## [Your objective]
All of the data below must be repeated exactly.

Excerpt from a dataset:
'''
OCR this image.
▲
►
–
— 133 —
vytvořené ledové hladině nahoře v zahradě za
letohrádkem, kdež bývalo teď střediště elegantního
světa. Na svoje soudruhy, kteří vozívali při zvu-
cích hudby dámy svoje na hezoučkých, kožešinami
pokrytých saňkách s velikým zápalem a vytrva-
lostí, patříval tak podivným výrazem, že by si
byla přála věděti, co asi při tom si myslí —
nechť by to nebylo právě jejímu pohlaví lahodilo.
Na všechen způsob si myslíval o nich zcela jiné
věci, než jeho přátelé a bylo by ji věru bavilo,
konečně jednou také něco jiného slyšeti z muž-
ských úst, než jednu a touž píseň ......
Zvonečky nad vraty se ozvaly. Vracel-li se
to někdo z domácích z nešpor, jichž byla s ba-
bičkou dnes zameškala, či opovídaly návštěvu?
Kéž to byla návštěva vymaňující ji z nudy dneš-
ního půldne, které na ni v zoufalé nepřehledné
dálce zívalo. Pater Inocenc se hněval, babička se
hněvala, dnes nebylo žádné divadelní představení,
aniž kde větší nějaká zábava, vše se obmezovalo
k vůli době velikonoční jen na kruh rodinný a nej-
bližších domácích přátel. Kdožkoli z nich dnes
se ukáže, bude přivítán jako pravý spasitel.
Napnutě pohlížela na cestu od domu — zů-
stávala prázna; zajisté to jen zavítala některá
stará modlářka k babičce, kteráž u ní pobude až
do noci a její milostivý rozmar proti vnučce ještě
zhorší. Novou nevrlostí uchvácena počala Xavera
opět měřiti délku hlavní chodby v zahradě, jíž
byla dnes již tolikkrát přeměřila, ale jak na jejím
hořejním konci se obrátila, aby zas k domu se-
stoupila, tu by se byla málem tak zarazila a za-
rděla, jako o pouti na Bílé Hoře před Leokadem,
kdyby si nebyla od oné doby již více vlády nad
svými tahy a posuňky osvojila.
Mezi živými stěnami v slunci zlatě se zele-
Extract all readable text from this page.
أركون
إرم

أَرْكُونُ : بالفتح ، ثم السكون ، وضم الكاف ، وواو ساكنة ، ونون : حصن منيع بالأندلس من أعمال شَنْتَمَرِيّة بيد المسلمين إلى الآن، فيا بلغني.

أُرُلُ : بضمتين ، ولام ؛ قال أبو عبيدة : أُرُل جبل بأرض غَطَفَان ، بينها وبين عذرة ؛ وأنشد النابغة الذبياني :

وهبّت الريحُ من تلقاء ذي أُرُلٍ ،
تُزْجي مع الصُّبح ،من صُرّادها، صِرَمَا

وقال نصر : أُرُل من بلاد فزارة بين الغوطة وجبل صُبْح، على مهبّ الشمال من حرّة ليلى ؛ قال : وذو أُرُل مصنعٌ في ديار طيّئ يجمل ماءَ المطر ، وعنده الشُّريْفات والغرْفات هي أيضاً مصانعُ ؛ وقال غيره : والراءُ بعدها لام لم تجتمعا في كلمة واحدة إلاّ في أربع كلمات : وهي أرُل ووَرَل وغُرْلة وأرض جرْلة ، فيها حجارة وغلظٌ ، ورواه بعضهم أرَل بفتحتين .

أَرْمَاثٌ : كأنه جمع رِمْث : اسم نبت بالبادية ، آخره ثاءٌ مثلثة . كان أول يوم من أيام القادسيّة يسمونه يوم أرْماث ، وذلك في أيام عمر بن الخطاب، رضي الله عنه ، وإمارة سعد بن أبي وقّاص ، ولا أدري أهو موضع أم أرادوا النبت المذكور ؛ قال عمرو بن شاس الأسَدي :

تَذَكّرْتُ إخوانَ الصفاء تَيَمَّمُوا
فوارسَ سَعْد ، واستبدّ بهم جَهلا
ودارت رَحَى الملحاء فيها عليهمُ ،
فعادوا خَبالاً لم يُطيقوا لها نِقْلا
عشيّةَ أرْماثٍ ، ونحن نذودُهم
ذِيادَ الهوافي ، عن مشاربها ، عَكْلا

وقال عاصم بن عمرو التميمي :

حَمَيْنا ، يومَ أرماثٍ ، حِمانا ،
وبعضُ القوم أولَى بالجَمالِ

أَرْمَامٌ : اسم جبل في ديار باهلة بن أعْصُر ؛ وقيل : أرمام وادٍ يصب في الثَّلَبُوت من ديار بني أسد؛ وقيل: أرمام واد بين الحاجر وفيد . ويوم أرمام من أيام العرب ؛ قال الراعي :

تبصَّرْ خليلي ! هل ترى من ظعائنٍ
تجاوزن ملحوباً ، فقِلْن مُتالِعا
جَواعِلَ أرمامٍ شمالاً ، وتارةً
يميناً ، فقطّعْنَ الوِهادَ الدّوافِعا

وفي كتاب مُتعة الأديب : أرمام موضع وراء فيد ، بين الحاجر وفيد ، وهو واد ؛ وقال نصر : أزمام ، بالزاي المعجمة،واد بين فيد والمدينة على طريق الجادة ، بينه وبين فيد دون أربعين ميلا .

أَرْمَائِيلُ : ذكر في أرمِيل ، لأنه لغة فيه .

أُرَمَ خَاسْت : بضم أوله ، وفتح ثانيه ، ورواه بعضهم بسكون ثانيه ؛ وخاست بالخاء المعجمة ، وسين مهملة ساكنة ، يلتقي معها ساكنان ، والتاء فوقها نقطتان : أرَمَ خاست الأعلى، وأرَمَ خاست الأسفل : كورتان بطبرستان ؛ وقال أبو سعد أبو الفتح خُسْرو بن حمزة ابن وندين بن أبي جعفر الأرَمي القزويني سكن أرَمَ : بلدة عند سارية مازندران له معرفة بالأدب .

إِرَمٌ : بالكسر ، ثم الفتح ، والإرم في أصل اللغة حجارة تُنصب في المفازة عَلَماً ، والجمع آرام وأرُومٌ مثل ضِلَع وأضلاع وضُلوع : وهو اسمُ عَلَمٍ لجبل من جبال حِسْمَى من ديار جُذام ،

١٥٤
'''
## [Answer to this problem]
OCR this image.
▲
►
–
— 133 —
vytvořené ledové hladině nahoře v zahradě za
letohrádkem, kdež bývalo teď střediště elegantního
světa. Na svoje soudruhy, kteří vozívali při zvu-
cích hudby dámy svoje na hezoučkých, kožešinami
pokrytých saňkách s velikým zápalem a vytrva-
lostí, patříval tak podivným výrazem, že by si
byla přála věděti, co asi při tom si myslí —
nechť by to nebylo právě jejímu pohlaví lahodilo.
Na všechen způsob si myslíval o nich zcela jiné
věci, než jeho přátelé a bylo by ji věru bavilo,
konečně jednou také něco jiného slyšeti z muž-
ských úst, než jednu a touž píseň ......
Zvonečky nad vraty se ozvaly. Vracel-li se
to někdo z domácích z nešpor, jichž byla s ba-
bičkou dnes zameškala, či opovídaly návštěvu?
Kéž to byla návštěva vymaňující ji z nudy dneš-
ního půldne, které na ni v zoufalé nepřehledné
dálce zívalo. Pater Inocenc se hněval, babička se
hněvala, dnes nebylo žádné divadelní představení,
aniž kde větší nějaká zábava, vše se obmezovalo
k vůli době velikonoční jen na kruh rodinný a nej-
bližších domácích přátel. Kdožkoli z nich dnes
se ukáže, bude přivítán jako pravý spasitel.
Napnutě pohlížela na cestu od domu — zů-
stávala prázna; zajisté to jen zavítala některá
stará modlářka k babičce, kteráž u ní pobude až
do noci a její milostivý rozmar proti vnučce ještě
zhorší. Novou nevrlostí uchvácena počala Xavera
opět měřiti délku hlavní chodby v zahradě, jíž
byla dnes již tolikkrát přeměřila, ale jak na jejím
hořejním konci se obrátila, aby zas k domu se-
stoupila, tu by se byla málem tak zarazila a za-
rděla, jako o pouti na Bílé Hoře před Leokadem,
kdyby si nebyla od oné doby již více vlády nad
svými tahy a posuňky osvojila.
Mezi živými stěnami v slunci zlatě se zele-
Extract all readable text from this page.
أركون
إرم

أَرْكُونُ : بالفتح ، ثم السكون ، وضم الكاف ، وواو ساكنة ، ونون : حصن منيع بالأندلس من أعمال شَنْتَمَرِيّة بيد المسلمين إلى الآن، فيا بلغني.

أُرُلُ : بضمتين ، ولام ؛ قال أبو عبيدة : أُرُل جبل بأرض غَطَفَان ، بينها وبين عذرة ؛ وأنشد النابغة الذبياني :

وهبّت الريحُ من تلقاء ذي أُرُلٍ ،
تُزْجي مع الصُّبح ،من صُرّادها، صِرَمَا

وقال نصر : أُرُل من بلاد فزارة بين الغوطة وجبل صُبْح، على مهبّ الشمال من حرّة ليلى ؛ قال : وذو أُرُل مصنعٌ في ديار طيّئ يجمل ماءَ المطر ، وعنده الشُّريْفات والغرْفات هي أيضاً مصانعُ ؛ وقال غيره : والراءُ بعدها لام لم تجتمعا في كلمة واحدة إلاّ في أربع كلمات : وهي أرُل ووَرَل وغُرْلة وأرض جرْلة ، فيها حجارة وغلظٌ ، ورواه بعضهم أرَل بفتحتين .

أَرْمَاثٌ : كأنه جمع رِمْث : اسم نبت بالبادية ، آخره ثاءٌ مثلثة . كان أول يوم من أيام القادسيّة يسمونه يوم أرْماث ، وذلك في أيام عمر بن الخطاب، رضي الله عنه ، وإمارة سعد بن أبي وقّاص ، ولا أدري أهو موضع أم أرادوا النبت المذكور ؛ قال عمرو بن شاس الأسَدي :

تَذَكّرْتُ إخوانَ الصفاء تَيَمَّمُوا
فوارسَ سَعْد ، واستبدّ بهم جَهلا
ودارت رَحَى الملحاء فيها عليهمُ ،
فعادوا خَبالاً لم يُطيقوا لها نِقْلا
عشيّةَ أرْماثٍ ، ونحن نذودُهم
ذِيادَ الهوافي ، عن مشاربها ، عَكْلا

وقال عاصم بن عمرو التميمي :

حَمَيْنا ، يومَ أرماثٍ ، حِمانا ،
وبعضُ القوم أولَى بالجَمالِ

أَرْمَامٌ : اسم جبل في ديار باهلة بن أعْصُر ؛ وقيل : أرمام وادٍ يصب في الثَّلَبُوت من ديار بني أسد؛ وقيل: أرمام واد بين الحاجر وفيد . ويوم أرمام من أيام العرب ؛ قال الراعي :

تبصَّرْ خليلي ! هل ترى من ظعائنٍ
تجاوزن ملحوباً ، فقِلْن مُتالِعا
جَواعِلَ أرمامٍ شمالاً ، وتارةً
يميناً ، فقطّعْنَ الوِهادَ الدّوافِعا

وفي كتاب مُتعة الأديب : أرمام موضع وراء فيد ، بين الحاجر وفيد ، وهو واد ؛ وقال نصر : أزمام ، بالزاي المعجمة،واد بين فيد والمدينة على طريق الجادة ، بينه وبين فيد دون أربعين ميلا .

أَرْمَائِيلُ : ذكر في أرمِيل ، لأنه لغة فيه .

أُرَمَ خَاسْت : بضم أوله ، وفتح ثانيه ، ورواه بعضهم بسكون ثانيه ؛ وخاست بالخاء المعجمة ، وسين مهملة ساكنة ، يلتقي معها ساكنان ، والتاء فوقها نقطتان : أرَمَ خاست الأعلى، وأرَمَ خاست الأسفل : كورتان بطبرستان ؛ وقال أبو سعد أبو الفتح خُسْرو بن حمزة ابن وندين بن أبي جعفر الأرَمي القزويني سكن أرَمَ : بلدة عند سارية مازندران له معرفة بالأدب .

إِرَمٌ : بالكسر ، ثم الفتح ، والإرم في أصل اللغة حجارة تُنصب في المفازة عَلَماً ، والجمع آرام وأرُومٌ مثل ضِلَع وأضلاع وضُلوع : وهو اسمُ عَلَمٍ لجبل من جبال حِسْمَى من ديار جُذام ،

١٥٤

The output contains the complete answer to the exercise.